Data entries:
=-=-=-=-=

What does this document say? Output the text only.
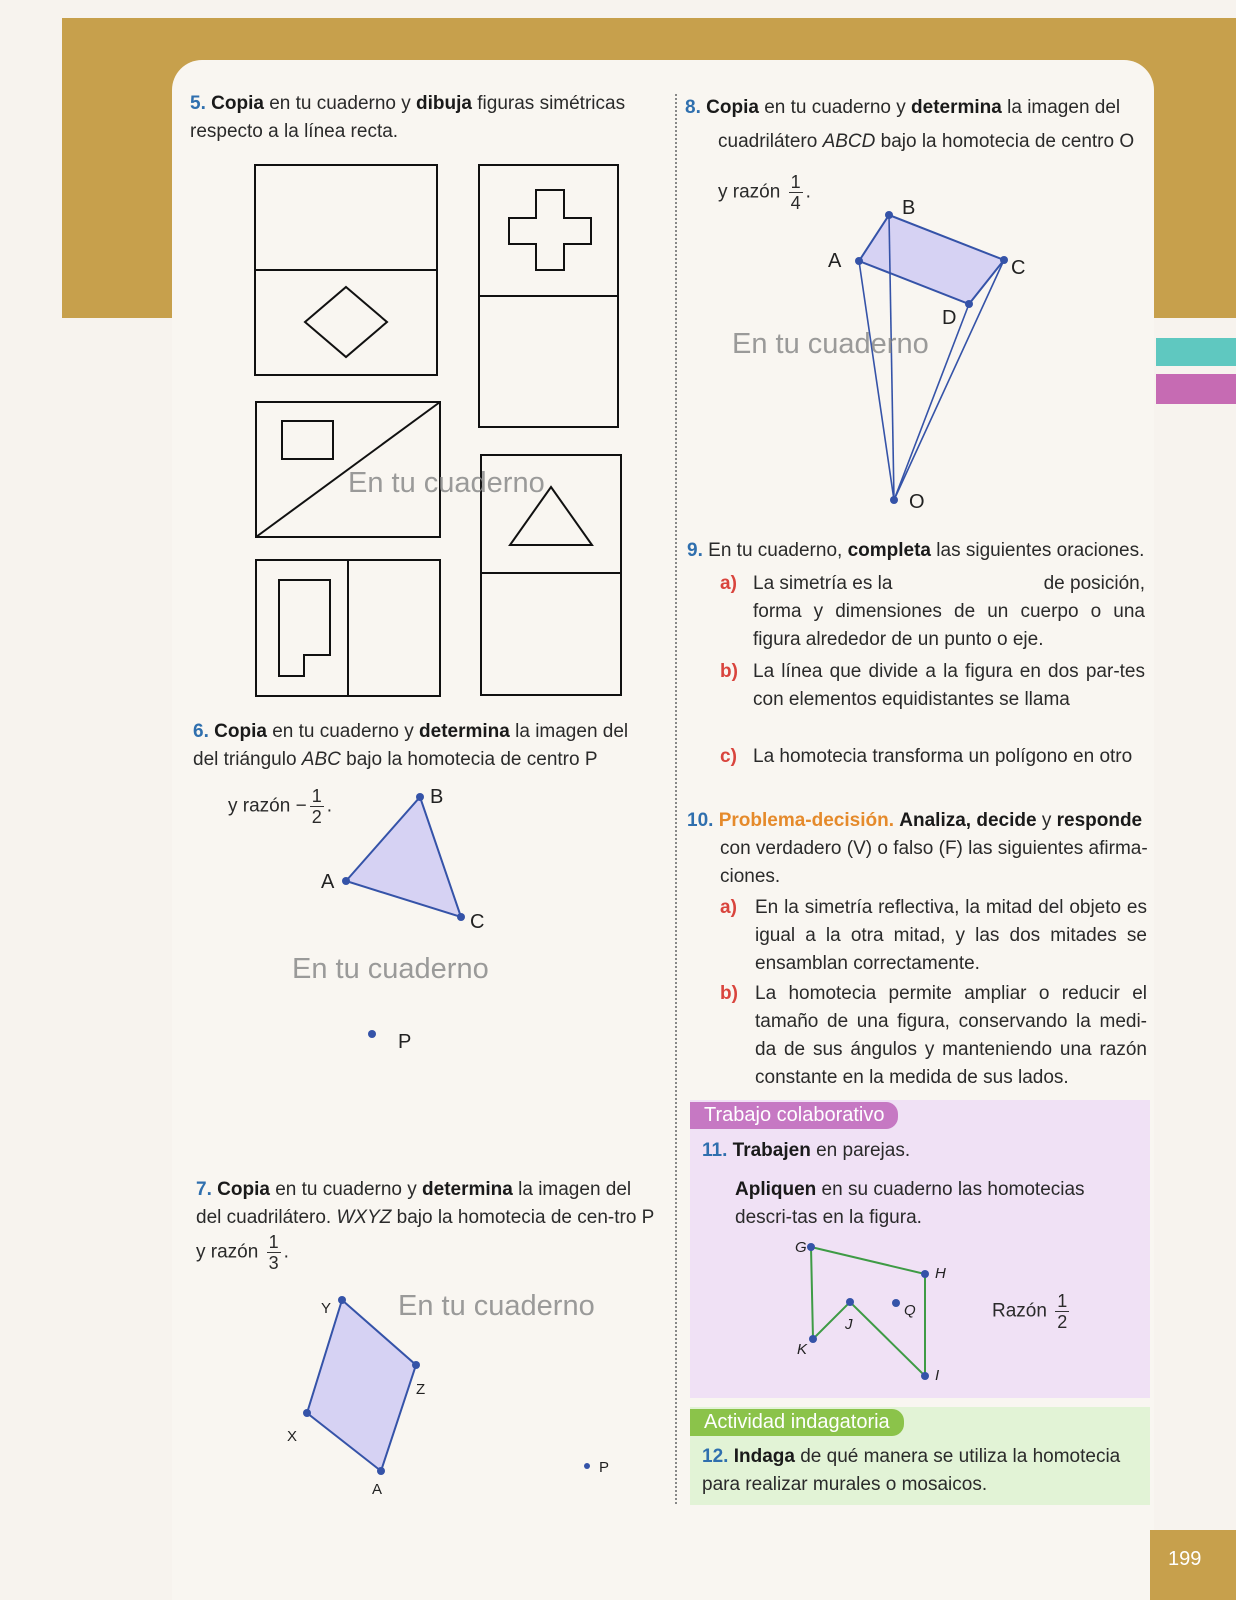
199
5. Copia en tu cuaderno y dibuja figuras simétricas respecto a la línea recta.
En tu cuaderno
6. Copia en tu cuaderno y determina la imagen del del triángulo ABC bajo la homotecia de centro P
y razón − $\frac{1}{2}$ .
A
B
C
P
En tu cuaderno
7. Copia en tu cuaderno y determina la imagen del del cuadrilátero. WXYZ bajo la homotecia de cen-tro P y razón $\frac{1}{3}$ .
Y
Z
X
A
P
En tu cuaderno
8. Copia en tu cuaderno y determina la imagen del
cuadrilátero ABCD bajo la homotecia de centro O
y razón $\frac{1}{4}$ .
A
B
C
D
O
En tu cuaderno
9. En tu cuaderno, completa las siguientes oraciones.
a) La simetría es la	de posición,
forma y dimensiones de un cuerpo o una figura alrededor de un punto o eje.
b) La línea que divide a la figura en dos par-tes con elementos equidistantes se llama
c) La homotecia transforma un polígono en otro
10. Problema-decisión. Analiza, decide y responde
con verdadero (V) o falso (F) las siguientes afirma-ciones.
a) En la simetría reflectiva, la mitad del objeto es igual a la otra mitad, y las dos mitades se ensamblan correctamente.
b) La homotecia permite ampliar o reducir el tamaño de una figura, conservando la medi-da de sus ángulos y manteniendo una razón constante en la medida de sus lados.
Trabajo colaborativo
11. Trabajen en parejas.
Apliquen en su cuaderno las homotecias descri-tas en la figura.
G
H
J
K
Q
I
Razón $\frac{1}{2}$
Actividad indagatoria
12. Indaga de qué manera se utiliza la homotecia para realizar murales o mosaicos.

=-=-=-=-=

- **INSTRUCTION**
Your copy of the data above should match it exactly, except that pictures are left out.

- **EXERCISE OUTPUT**
What does this document say? Output the text only.
199
5. Copia en tu cuaderno y dibuja figuras simétricas respecto a la línea recta.
En tu cuaderno
6. Copia en tu cuaderno y determina la imagen del del triángulo ABC bajo la homotecia de centro P
y razón − $\frac{1}{2}$ .
A
B
C
P
En tu cuaderno
7. Copia en tu cuaderno y determina la imagen del del cuadrilátero. WXYZ bajo la homotecia de cen-tro P y razón $\frac{1}{3}$ .
Y
Z
X
A
P
En tu cuaderno
8. Copia en tu cuaderno y determina la imagen del
cuadrilátero ABCD bajo la homotecia de centro O
y razón $\frac{1}{4}$ .
A
B
C
D
O
En tu cuaderno
9. En tu cuaderno, completa las siguientes oraciones.
a) La simetría es la	de posición,
forma y dimensiones de un cuerpo o una figura alrededor de un punto o eje.
b) La línea que divide a la figura en dos par-tes con elementos equidistantes se llama
c) La homotecia transforma un polígono en otro
10. Problema-decisión. Analiza, decide y responde
con verdadero (V) o falso (F) las siguientes afirma-ciones.
a) En la simetría reflectiva, la mitad del objeto es igual a la otra mitad, y las dos mitades se ensamblan correctamente.
b) La homotecia permite ampliar o reducir el tamaño de una figura, conservando la medi-da de sus ángulos y manteniendo una razón constante en la medida de sus lados.
Trabajo colaborativo
11. Trabajen en parejas.
Apliquen en su cuaderno las homotecias descri-tas en la figura.
G
H
J
K
Q
I
Razón $\frac{1}{2}$
Actividad indagatoria
12. Indaga de qué manera se utiliza la homotecia para realizar murales o mosaicos.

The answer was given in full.